All the data should come back exactly as it was given.

** begin **

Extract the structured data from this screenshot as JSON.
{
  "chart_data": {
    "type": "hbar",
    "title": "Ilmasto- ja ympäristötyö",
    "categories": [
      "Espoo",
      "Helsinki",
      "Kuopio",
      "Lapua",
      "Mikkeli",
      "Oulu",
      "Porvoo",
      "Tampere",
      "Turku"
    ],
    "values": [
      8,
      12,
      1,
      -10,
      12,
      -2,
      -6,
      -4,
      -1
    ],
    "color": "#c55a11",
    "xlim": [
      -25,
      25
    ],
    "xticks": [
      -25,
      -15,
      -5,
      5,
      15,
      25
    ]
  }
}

** end **

#### [Output for this exercise]
Extract the structured data from this screenshot as JSON.
{
  "chart_data": {
    "type": "hbar",
    "title": "Ilmasto- ja ympäristötyö",
    "categories": [
      "Espoo",
      "Helsinki",
      "Kuopio",
      "Lapua",
      "Mikkeli",
      "Oulu",
      "Porvoo",
      "Tampere",
      "Turku"
    ],
    "values": [
      8,
      12,
      1,
      -10,
      12,
      -2,
      -6,
      -4,
      -1
    ],
    "color": "#c55a11",
    "xlim": [
      -25,
      25
    ],
    "xticks": [
      -25,
      -15,
      -5,
      5,
      15,
      25
    ]
  }
}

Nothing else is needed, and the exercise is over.